WHAT YOU NEED TO DO
Scan the data below for the string "right". Show every line where it turns up.

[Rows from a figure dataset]
==========
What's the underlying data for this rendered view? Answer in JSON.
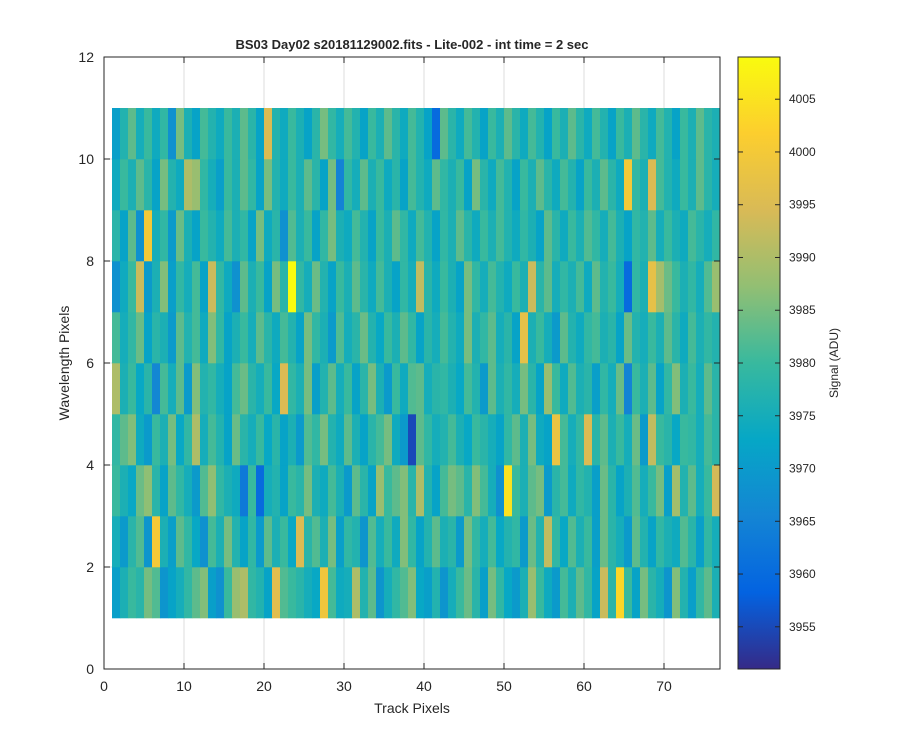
{
  "chart_data": {
    "type": "heatmap",
    "title": "BS03 Day02  s20181129002.fits - Lite-002 - int time = 2 sec",
    "xlabel": "Track Pixels",
    "ylabel": "Wavelength Pixels",
    "xlim": [
      0,
      77
    ],
    "ylim": [
      0,
      12
    ],
    "x_ticks": [
      0,
      10,
      20,
      30,
      40,
      50,
      60,
      70
    ],
    "y_ticks": [
      0,
      2,
      4,
      6,
      8,
      10,
      12
    ],
    "grid": true,
    "columns": 76,
    "rows": 10,
    "cell_x_start": 1,
    "cell_y_start": 1,
    "colormap": "parula",
    "colorbar": {
      "label": "Signal (ADU)",
      "range": [
        3951,
        4009
      ],
      "ticks": [
        3955,
        3960,
        3965,
        3970,
        3975,
        3980,
        3985,
        3990,
        3995,
        4000,
        4005
      ],
      "placement": "right"
    },
    "values_rows_bottom_to_top": [
      [
        3971,
        3976,
        3980,
        3978,
        3985,
        3982,
        3969,
        3972,
        3975,
        3979,
        3983,
        3986,
        3971,
        3968,
        3980,
        3988,
        3990,
        3979,
        3977,
        3972,
        3996,
        3982,
        3980,
        3978,
        3975,
        3973,
        3999,
        3981,
        3974,
        3975,
        3990,
        3977,
        3983,
        3969,
        3975,
        3979,
        3982,
        3986,
        3973,
        3971,
        3977,
        3969,
        3975,
        3980,
        3984,
        3978,
        3971,
        3985,
        3979,
        3973,
        3970,
        3976,
        3988,
        3980,
        3974,
        3970,
        3981,
        3976,
        3983,
        3979,
        3972,
        3993,
        3978,
        4003,
        3980,
        3972,
        3985,
        3978,
        3975,
        3969,
        3986,
        3977,
        3971,
        3979,
        3983,
        3976
      ],
      [
        3975,
        3970,
        3978,
        3982,
        3969,
        4000,
        3976,
        3971,
        3983,
        3979,
        3973,
        3968,
        3981,
        3976,
        3985,
        3977,
        3972,
        3979,
        3970,
        3983,
        3976,
        3980,
        3973,
        3995,
        3978,
        3982,
        3976,
        3985,
        3971,
        3979,
        3977,
        3969,
        3982,
        3975,
        3980,
        3974,
        3986,
        3979,
        3972,
        3977,
        3983,
        3976,
        3978,
        3970,
        3985,
        3979,
        3975,
        3981,
        3973,
        3977,
        3979,
        3970,
        3984,
        3977,
        3992,
        3979,
        3973,
        3982,
        3976,
        3980,
        3971,
        3984,
        3978,
        3975,
        3970,
        3983,
        3977,
        3972,
        3979,
        3976,
        3974,
        3982,
        3978,
        3971,
        3979,
        3975
      ],
      [
        3980,
        3976,
        3973,
        3984,
        3987,
        3978,
        3972,
        3983,
        3979,
        3975,
        3970,
        3982,
        3987,
        3979,
        3976,
        3974,
        3963,
        3980,
        3960,
        3975,
        3977,
        3972,
        3980,
        3978,
        3985,
        3976,
        3974,
        3981,
        3976,
        3970,
        3983,
        3978,
        3972,
        3988,
        3980,
        3983,
        3986,
        3978,
        3990,
        3977,
        3972,
        3981,
        3985,
        3983,
        3978,
        3986,
        3981,
        3975,
        3968,
        4005,
        3980,
        3976,
        3983,
        3985,
        3970,
        3978,
        3981,
        3974,
        3979,
        3977,
        3971,
        3984,
        3978,
        3972,
        3976,
        3982,
        3975,
        3980,
        3985,
        3971,
        3989,
        3977,
        3983,
        3975,
        3980,
        3994
      ],
      [
        3979,
        3983,
        3986,
        3974,
        3970,
        3980,
        3976,
        3985,
        3973,
        3979,
        3990,
        3975,
        3981,
        3977,
        3972,
        3984,
        3978,
        3975,
        3980,
        3973,
        3978,
        3972,
        3976,
        3970,
        3982,
        3979,
        3985,
        3977,
        3974,
        3983,
        3976,
        3972,
        3978,
        3981,
        3985,
        3974,
        3970,
        3955,
        3983,
        3979,
        3975,
        3977,
        3981,
        3976,
        3973,
        3980,
        3978,
        3975,
        3972,
        3979,
        3983,
        3976,
        3985,
        3974,
        3972,
        3998,
        3981,
        3975,
        3979,
        3995,
        3978,
        3983,
        3976,
        3980,
        3975,
        3984,
        3970,
        3992,
        3980,
        3978,
        3973,
        3980,
        3979,
        3975,
        3981,
        3978
      ],
      [
        3990,
        3976,
        3980,
        3973,
        3978,
        3966,
        3981,
        3975,
        3983,
        3970,
        3986,
        3977,
        3979,
        3975,
        3972,
        3981,
        3984,
        3978,
        3975,
        3980,
        3973,
        3995,
        3979,
        3976,
        3985,
        3971,
        3977,
        3983,
        3975,
        3980,
        3972,
        3978,
        3985,
        3976,
        3970,
        3980,
        3974,
        3982,
        3983,
        3975,
        3978,
        3979,
        3976,
        3973,
        3981,
        3977,
        3970,
        3983,
        3976,
        3979,
        3975,
        3985,
        3978,
        3972,
        3988,
        3980,
        3974,
        3982,
        3976,
        3978,
        3971,
        3979,
        3975,
        3984,
        3965,
        3980,
        3976,
        3983,
        3972,
        3979,
        3986,
        3976,
        3980,
        3975,
        3983,
        3978
      ],
      [
        3981,
        3975,
        3979,
        3984,
        3972,
        3978,
        3976,
        3970,
        3983,
        3977,
        3981,
        3974,
        3986,
        3979,
        3972,
        3976,
        3980,
        3975,
        3983,
        3978,
        3974,
        3981,
        3977,
        3972,
        3985,
        3979,
        3976,
        3970,
        3982,
        3975,
        3978,
        3984,
        3977,
        3973,
        3980,
        3976,
        3983,
        3979,
        3972,
        3978,
        3975,
        3981,
        3977,
        3974,
        3985,
        3976,
        3979,
        3983,
        3975,
        3978,
        3972,
        3997,
        3976,
        3980,
        3975,
        3970,
        3983,
        3977,
        3974,
        3979,
        3981,
        3976,
        3978,
        3972,
        3984,
        3977,
        3975,
        3980,
        3976,
        3983,
        3978,
        3974,
        3981,
        3976,
        3979,
        3977
      ],
      [
        3968,
        3974,
        3980,
        3993,
        3970,
        3976,
        3986,
        3971,
        3979,
        3975,
        3981,
        3972,
        3993,
        3979,
        3974,
        3968,
        3983,
        3976,
        3980,
        3972,
        3985,
        3978,
        4009,
        3979,
        3975,
        3984,
        3977,
        3972,
        3980,
        3976,
        3983,
        3978,
        3974,
        3981,
        3976,
        3972,
        3979,
        3975,
        3992,
        3978,
        3974,
        3980,
        3976,
        3972,
        3985,
        3979,
        3975,
        3981,
        3977,
        3974,
        3980,
        3976,
        3993,
        3978,
        3983,
        3975,
        3979,
        3976,
        3981,
        3974,
        3983,
        3977,
        3980,
        3975,
        3960,
        3979,
        3976,
        3997,
        3989,
        3984,
        3980,
        3976,
        3979,
        3975,
        3982,
        3988
      ],
      [
        3978,
        3972,
        3983,
        3968,
        4000,
        3975,
        3979,
        3970,
        3984,
        3976,
        3972,
        3980,
        3977,
        3974,
        3981,
        3976,
        3979,
        3972,
        3985,
        3974,
        3978,
        3968,
        3982,
        3976,
        3980,
        3972,
        3979,
        3985,
        3976,
        3974,
        3981,
        3977,
        3972,
        3980,
        3976,
        3983,
        3979,
        3974,
        3981,
        3977,
        3972,
        3979,
        3976,
        3983,
        3978,
        3974,
        3980,
        3976,
        3981,
        3977,
        3974,
        3979,
        3976,
        3972,
        3983,
        3978,
        3974,
        3980,
        3976,
        3982,
        3979,
        3975,
        3981,
        3976,
        3972,
        3979,
        3977,
        3983,
        3975,
        3980,
        3976,
        3974,
        3981,
        3978,
        3975,
        3979
      ],
      [
        3974,
        3980,
        3976,
        3983,
        3978,
        3972,
        3985,
        3977,
        3974,
        3990,
        3988,
        3979,
        3975,
        3971,
        3980,
        3976,
        3983,
        3979,
        3972,
        3985,
        3977,
        3974,
        3980,
        3976,
        3983,
        3978,
        3972,
        3985,
        3965,
        3979,
        3975,
        3983,
        3976,
        3980,
        3974,
        3978,
        3972,
        3981,
        3977,
        3974,
        3983,
        3979,
        3976,
        3980,
        3972,
        3985,
        3978,
        3974,
        3981,
        3977,
        3972,
        3980,
        3976,
        3983,
        3978,
        3974,
        3981,
        3977,
        3972,
        3980,
        3976,
        3983,
        3978,
        3974,
        4000,
        3979,
        3976,
        3995,
        3981,
        3977,
        3974,
        3980,
        3976,
        3983,
        3978,
        3975
      ],
      [
        3971,
        3977,
        3983,
        3975,
        3980,
        3974,
        3979,
        3968,
        3985,
        3976,
        3972,
        3981,
        3977,
        3974,
        3980,
        3976,
        3983,
        3978,
        3972,
        3995,
        3977,
        3974,
        3980,
        3976,
        3972,
        3978,
        3985,
        3979,
        3975,
        3981,
        3977,
        3972,
        3980,
        3976,
        3983,
        3978,
        3974,
        3981,
        3977,
        3972,
        3960,
        3983,
        3978,
        3974,
        3981,
        3977,
        3972,
        3980,
        3976,
        3983,
        3978,
        3974,
        3981,
        3977,
        3972,
        3980,
        3976,
        3983,
        3978,
        3974,
        3981,
        3977,
        3972,
        3980,
        3976,
        3983,
        3978,
        3974,
        3981,
        3977,
        3972,
        3980,
        3976,
        3983,
        3978,
        3976
      ]
    ]
  }
}
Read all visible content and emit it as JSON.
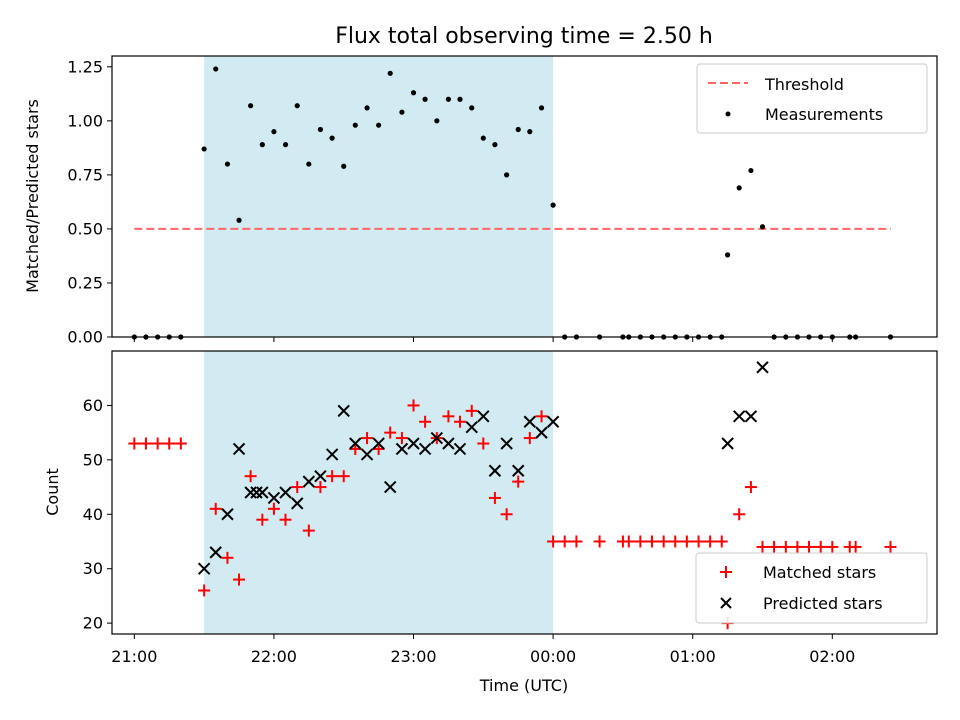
{
  "chart_data": [
    {
      "type": "scatter",
      "title": "Flux total observing time = 2.50 h",
      "ylabel": "Matched/Predicted stars",
      "xlabel": "",
      "xlim": [
        -0.16,
        5.75
      ],
      "ylim": [
        0,
        1.3
      ],
      "yticks": [
        "0.00",
        "0.25",
        "0.50",
        "0.75",
        "1.00",
        "1.25"
      ],
      "ytick_values": [
        0,
        0.25,
        0.5,
        0.75,
        1.0,
        1.25
      ],
      "highlight": {
        "x0": 0.5,
        "x1": 3.0,
        "color": "#add8e6"
      },
      "threshold": {
        "name": "Threshold",
        "value": 0.5,
        "x_range": [
          0.0,
          5.42
        ],
        "color": "#ff6666"
      },
      "legend": "top-right",
      "series": [
        {
          "name": "Measurements",
          "color": "#000000",
          "marker": "dot",
          "points": [
            [
              0.0,
              0
            ],
            [
              0.083,
              0
            ],
            [
              0.167,
              0
            ],
            [
              0.25,
              0
            ],
            [
              0.333,
              0
            ],
            [
              0.5,
              0.87
            ],
            [
              0.583,
              1.24
            ],
            [
              0.667,
              0.8
            ],
            [
              0.75,
              0.54
            ],
            [
              0.833,
              1.07
            ],
            [
              0.917,
              0.89
            ],
            [
              1.0,
              0.95
            ],
            [
              1.083,
              0.89
            ],
            [
              1.167,
              1.07
            ],
            [
              1.25,
              0.8
            ],
            [
              1.333,
              0.96
            ],
            [
              1.417,
              0.92
            ],
            [
              1.5,
              0.79
            ],
            [
              1.583,
              0.98
            ],
            [
              1.667,
              1.06
            ],
            [
              1.75,
              0.98
            ],
            [
              1.833,
              1.22
            ],
            [
              1.917,
              1.04
            ],
            [
              2.0,
              1.13
            ],
            [
              2.083,
              1.1
            ],
            [
              2.167,
              1.0
            ],
            [
              2.25,
              1.1
            ],
            [
              2.333,
              1.1
            ],
            [
              2.417,
              1.06
            ],
            [
              2.5,
              0.92
            ],
            [
              2.583,
              0.89
            ],
            [
              2.667,
              0.75
            ],
            [
              2.75,
              0.96
            ],
            [
              2.833,
              0.95
            ],
            [
              2.917,
              1.06
            ],
            [
              3.0,
              0.61
            ],
            [
              3.083,
              0
            ],
            [
              3.167,
              0
            ],
            [
              3.333,
              0
            ],
            [
              3.5,
              0
            ],
            [
              3.542,
              0
            ],
            [
              3.625,
              0
            ],
            [
              3.708,
              0
            ],
            [
              3.792,
              0
            ],
            [
              3.875,
              0
            ],
            [
              3.958,
              0
            ],
            [
              4.042,
              0
            ],
            [
              4.125,
              0
            ],
            [
              4.208,
              0
            ],
            [
              4.25,
              0.38
            ],
            [
              4.333,
              0.69
            ],
            [
              4.417,
              0.77
            ],
            [
              4.5,
              0.51
            ],
            [
              4.583,
              0
            ],
            [
              4.667,
              0
            ],
            [
              4.75,
              0
            ],
            [
              4.833,
              0
            ],
            [
              4.917,
              0
            ],
            [
              5.0,
              0
            ],
            [
              5.125,
              0
            ],
            [
              5.167,
              0
            ],
            [
              5.417,
              0
            ]
          ]
        }
      ]
    },
    {
      "type": "scatter",
      "title": "",
      "ylabel": "Count",
      "xlabel": "Time (UTC)",
      "xlim": [
        -0.16,
        5.75
      ],
      "ylim": [
        18,
        70
      ],
      "yticks": [
        "20",
        "30",
        "40",
        "50",
        "60"
      ],
      "ytick_values": [
        20,
        30,
        40,
        50,
        60
      ],
      "xticks": [
        "21:00",
        "22:00",
        "23:00",
        "00:00",
        "01:00",
        "02:00"
      ],
      "xtick_values": [
        0,
        1,
        2,
        3,
        4,
        5
      ],
      "highlight": {
        "x0": 0.5,
        "x1": 3.0,
        "color": "#add8e6"
      },
      "legend": "bottom-right",
      "series": [
        {
          "name": "Matched stars",
          "color": "#ff0000",
          "marker": "plus",
          "points": [
            [
              0.0,
              53
            ],
            [
              0.083,
              53
            ],
            [
              0.167,
              53
            ],
            [
              0.25,
              53
            ],
            [
              0.333,
              53
            ],
            [
              0.5,
              26
            ],
            [
              0.583,
              41
            ],
            [
              0.667,
              32
            ],
            [
              0.75,
              28
            ],
            [
              0.833,
              47
            ],
            [
              0.917,
              39
            ],
            [
              1.0,
              41
            ],
            [
              1.083,
              39
            ],
            [
              1.167,
              45
            ],
            [
              1.25,
              37
            ],
            [
              1.333,
              45
            ],
            [
              1.417,
              47
            ],
            [
              1.5,
              47
            ],
            [
              1.583,
              52
            ],
            [
              1.667,
              54
            ],
            [
              1.75,
              52
            ],
            [
              1.833,
              55
            ],
            [
              1.917,
              54
            ],
            [
              2.0,
              60
            ],
            [
              2.083,
              57
            ],
            [
              2.167,
              54
            ],
            [
              2.25,
              58
            ],
            [
              2.333,
              57
            ],
            [
              2.417,
              59
            ],
            [
              2.5,
              53
            ],
            [
              2.583,
              43
            ],
            [
              2.667,
              40
            ],
            [
              2.75,
              46
            ],
            [
              2.833,
              54
            ],
            [
              2.917,
              58
            ],
            [
              3.0,
              35
            ],
            [
              3.083,
              35
            ],
            [
              3.167,
              35
            ],
            [
              3.333,
              35
            ],
            [
              3.5,
              35
            ],
            [
              3.542,
              35
            ],
            [
              3.625,
              35
            ],
            [
              3.708,
              35
            ],
            [
              3.792,
              35
            ],
            [
              3.875,
              35
            ],
            [
              3.958,
              35
            ],
            [
              4.042,
              35
            ],
            [
              4.125,
              35
            ],
            [
              4.208,
              35
            ],
            [
              4.25,
              20
            ],
            [
              4.333,
              40
            ],
            [
              4.417,
              45
            ],
            [
              4.5,
              34
            ],
            [
              4.583,
              34
            ],
            [
              4.667,
              34
            ],
            [
              4.75,
              34
            ],
            [
              4.833,
              34
            ],
            [
              4.917,
              34
            ],
            [
              5.0,
              34
            ],
            [
              5.125,
              34
            ],
            [
              5.167,
              34
            ],
            [
              5.417,
              34
            ]
          ]
        },
        {
          "name": "Predicted stars",
          "color": "#000000",
          "marker": "x",
          "points": [
            [
              0.5,
              30
            ],
            [
              0.583,
              33
            ],
            [
              0.667,
              40
            ],
            [
              0.75,
              52
            ],
            [
              0.833,
              44
            ],
            [
              0.875,
              44
            ],
            [
              0.917,
              44
            ],
            [
              1.0,
              43
            ],
            [
              1.083,
              44
            ],
            [
              1.167,
              42
            ],
            [
              1.25,
              46
            ],
            [
              1.333,
              47
            ],
            [
              1.417,
              51
            ],
            [
              1.5,
              59
            ],
            [
              1.583,
              53
            ],
            [
              1.667,
              51
            ],
            [
              1.75,
              53
            ],
            [
              1.833,
              45
            ],
            [
              1.917,
              52
            ],
            [
              2.0,
              53
            ],
            [
              2.083,
              52
            ],
            [
              2.167,
              54
            ],
            [
              2.25,
              53
            ],
            [
              2.333,
              52
            ],
            [
              2.417,
              56
            ],
            [
              2.5,
              58
            ],
            [
              2.583,
              48
            ],
            [
              2.667,
              53
            ],
            [
              2.75,
              48
            ],
            [
              2.833,
              57
            ],
            [
              2.917,
              55
            ],
            [
              3.0,
              57
            ],
            [
              4.25,
              53
            ],
            [
              4.333,
              58
            ],
            [
              4.417,
              58
            ],
            [
              4.5,
              67
            ]
          ]
        }
      ]
    }
  ]
}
==========
RESPONSE TO THE TASK
      "placement": "right"
      "legend": "top-right",
      "legend": "bottom-right",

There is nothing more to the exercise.